What you should do:
Pull out every line with the word "Irenaeus".

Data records
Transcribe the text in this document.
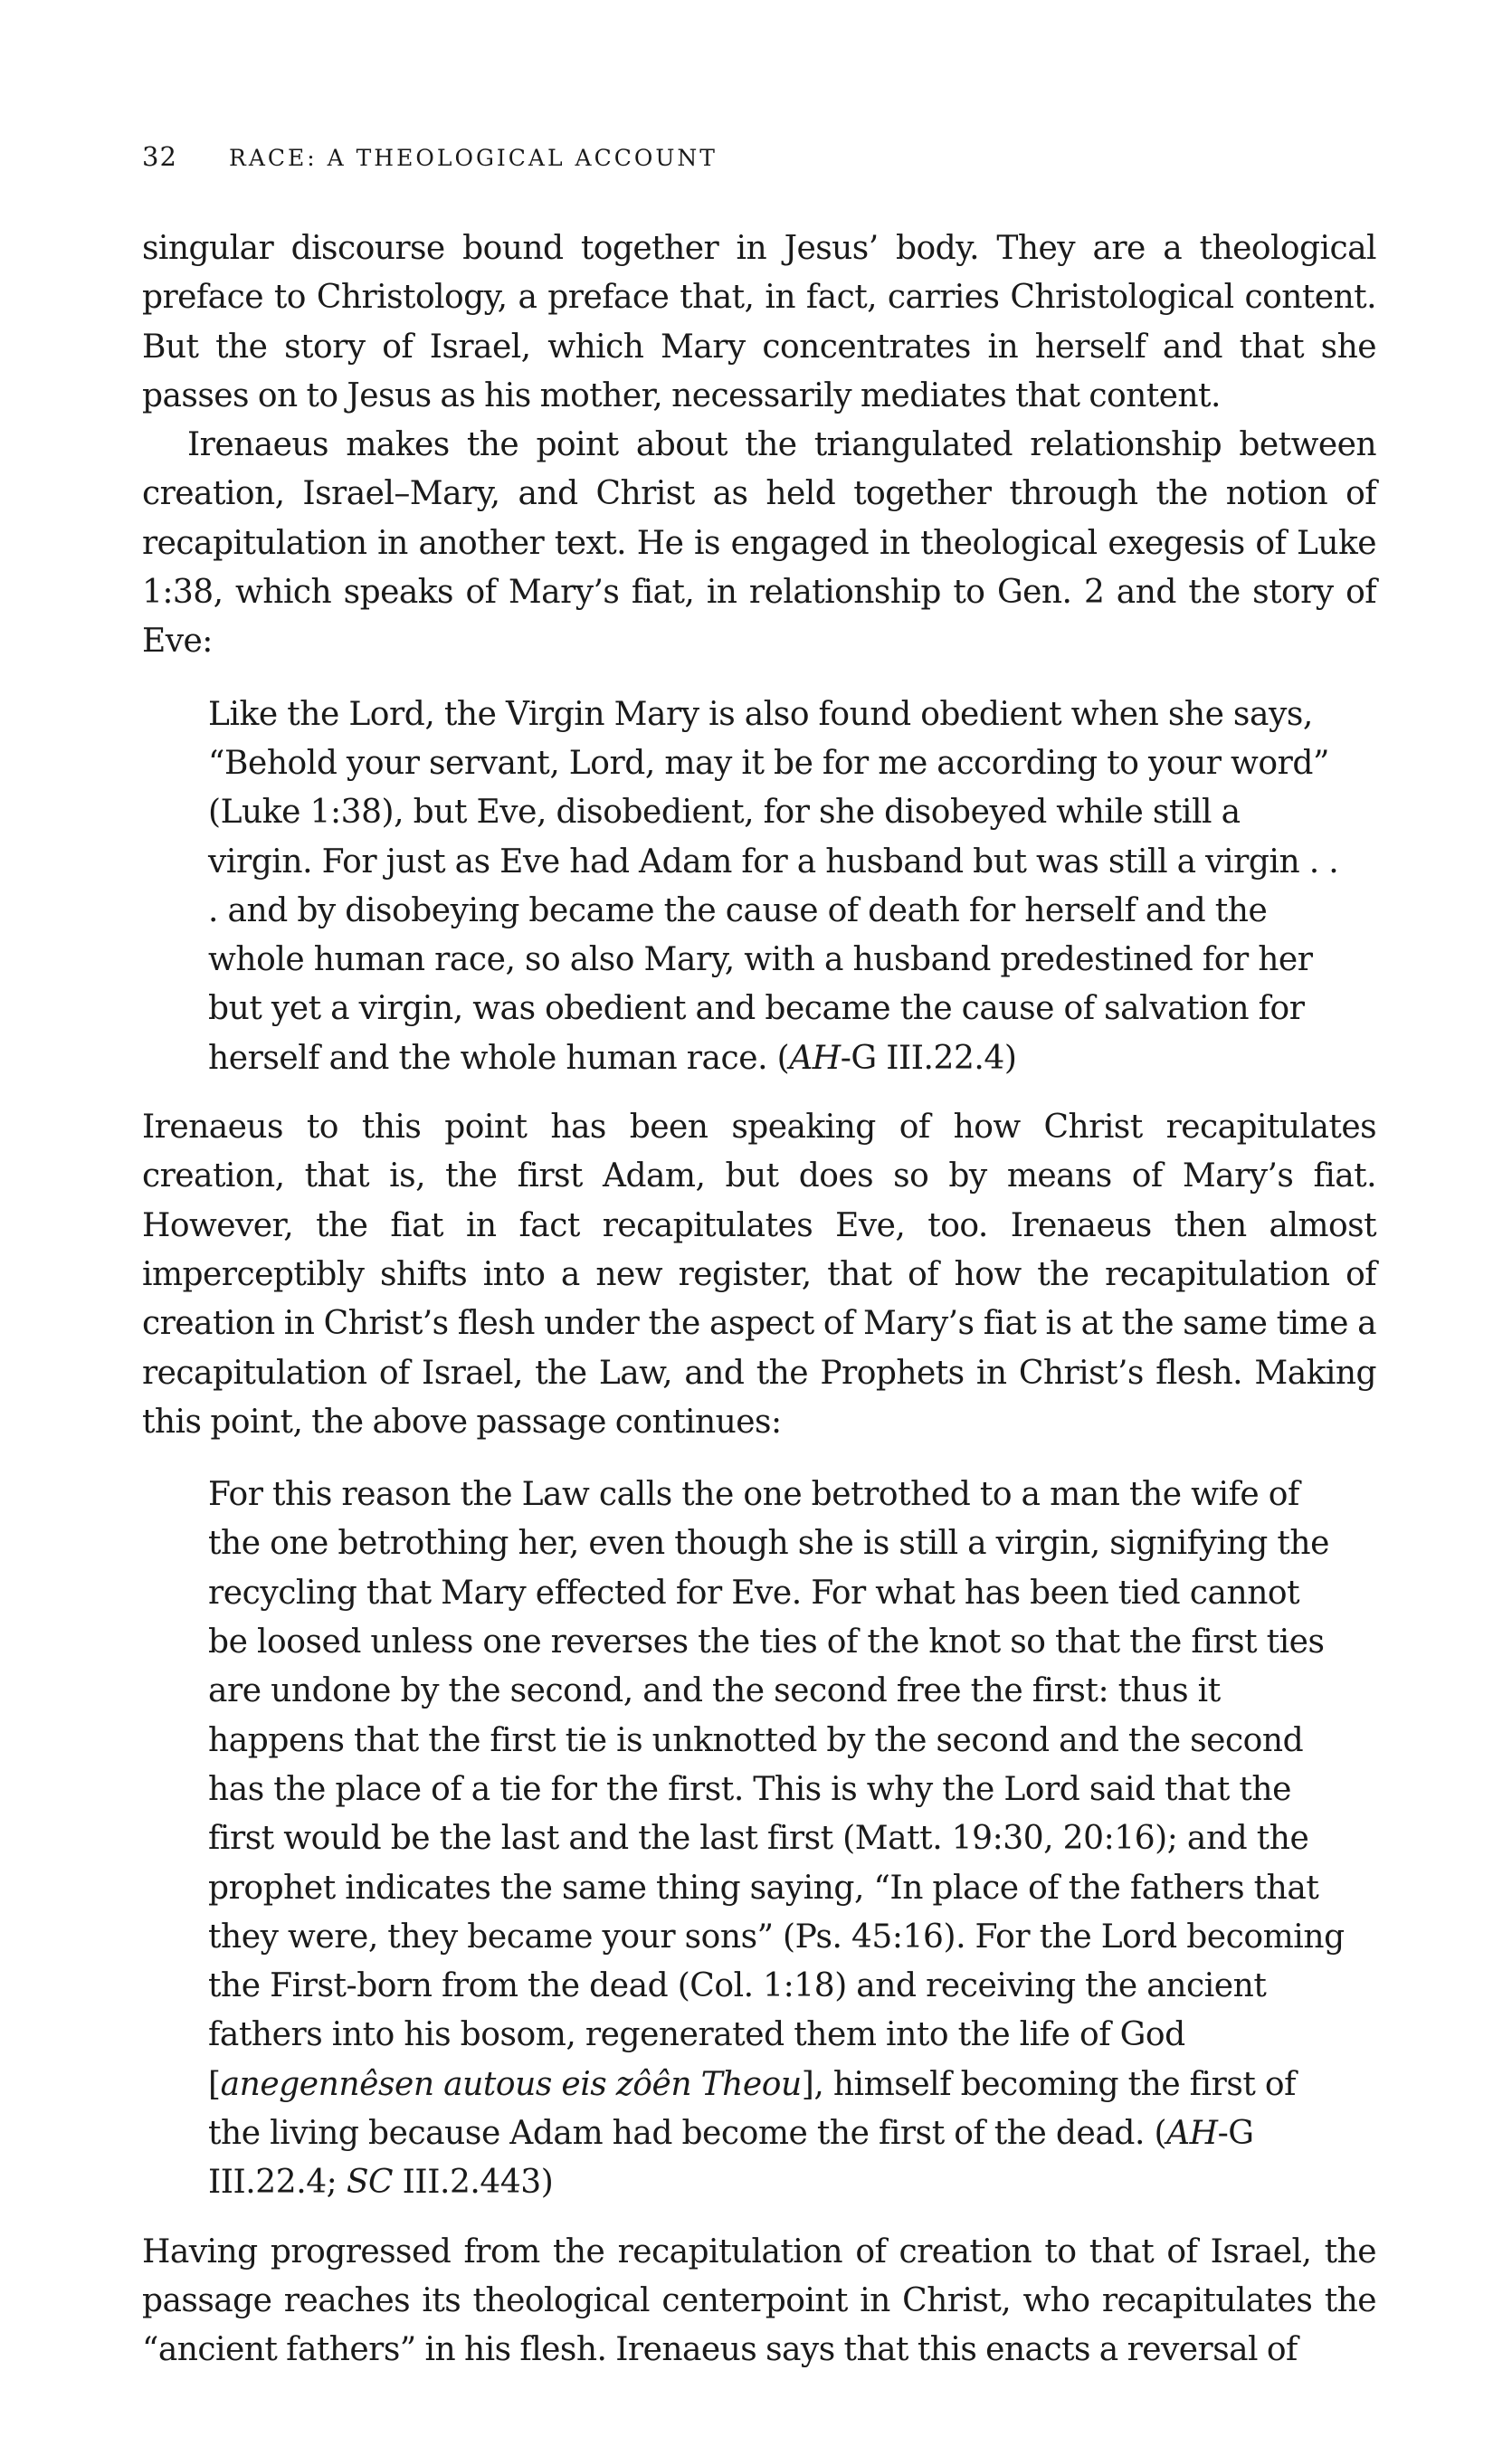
32 RACE: A THEOLOGICAL ACCOUNT

singular discourse bound together in Jesus’ body. They are a theological preface to Christology, a preface that, in fact, carries Christological content. But the story of Israel, which Mary concentrates in herself and that she passes on to Jesus as his mother, necessarily mediates that content.

Irenaeus makes the point about the triangulated relationship between creation, Israel–Mary, and Christ as held together through the notion of recapitulation in another text. He is engaged in theological exegesis of Luke 1:38, which speaks of Mary’s fiat, in relationship to Gen. 2 and the story of Eve:

Like the Lord, the Virgin Mary is also found obedient when she says, “Behold your servant, Lord, may it be for me according to your word” (Luke 1:38), but Eve, disobedient, for she disobeyed while still a virgin. For just as Eve had Adam for a husband but was still a virgin . . . and by disobeying became the cause of death for herself and the whole human race, so also Mary, with a husband predestined for her but yet a virgin, was obedient and became the cause of salvation for herself and the whole human race. (AH-G III.22.4)

Irenaeus to this point has been speaking of how Christ recapitulates creation, that is, the first Adam, but does so by means of Mary’s fiat. However, the fiat in fact recapitulates Eve, too. Irenaeus then almost imperceptibly shifts into a new register, that of how the recapitulation of creation in Christ’s flesh under the aspect of Mary’s fiat is at the same time a recapitulation of Israel, the Law, and the Prophets in Christ’s flesh. Making this point, the above passage continues:

For this reason the Law calls the one betrothed to a man the wife of the one betrothing her, even though she is still a virgin, signifying the recycling that Mary effected for Eve. For what has been tied cannot be loosed unless one reverses the ties of the knot so that the first ties are undone by the second, and the second free the first: thus it happens that the first tie is unknotted by the second and the second has the place of a tie for the first. This is why the Lord said that the first would be the last and the last first (Matt. 19:30, 20:16); and the prophet indicates the same thing saying, “In place of the fathers that they were, they became your sons” (Ps. 45:16). For the Lord becoming the First-born from the dead (Col. 1:18) and receiving the ancient fathers into his bosom, regenerated them into the life of God [anegennêsen autous eis zôên Theou], himself becoming the first of the living because Adam had become the first of the dead. (AH-G III.22.4; SC III.2.443)

Having progressed from the recapitulation of creation to that of Israel, the passage reaches its theological centerpoint in Christ, who recapitulates the “ancient fathers” in his flesh. Irenaeus says that this enacts a reversal of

Result:
Irenaeus makes the point about the triangulated relationship between creation, Israel–Mary, and Christ as held together through the notion of recapitulation in another text. He is engaged in theological exegesis of Luke 1:38, which speaks of Mary’s fiat, in relationship to Gen. 2 and the story of Eve:
Irenaeus to this point has been speaking of how Christ recapitulates creation, that is, the first Adam, but does so by means of Mary’s fiat. However, the fiat in fact recapitulates Eve, too. Irenaeus then almost imperceptibly shifts into a new register, that of how the recapitulation of creation in Christ’s flesh under the aspect of Mary’s fiat is at the same time a recapitulation of Israel, the Law, and the Prophets in Christ’s flesh. Making this point, the above passage continues:
Having progressed from the recapitulation of creation to that of Israel, the passage reaches its theological centerpoint in Christ, who recapitulates the “ancient fathers” in his flesh. Irenaeus says that this enacts a reversal of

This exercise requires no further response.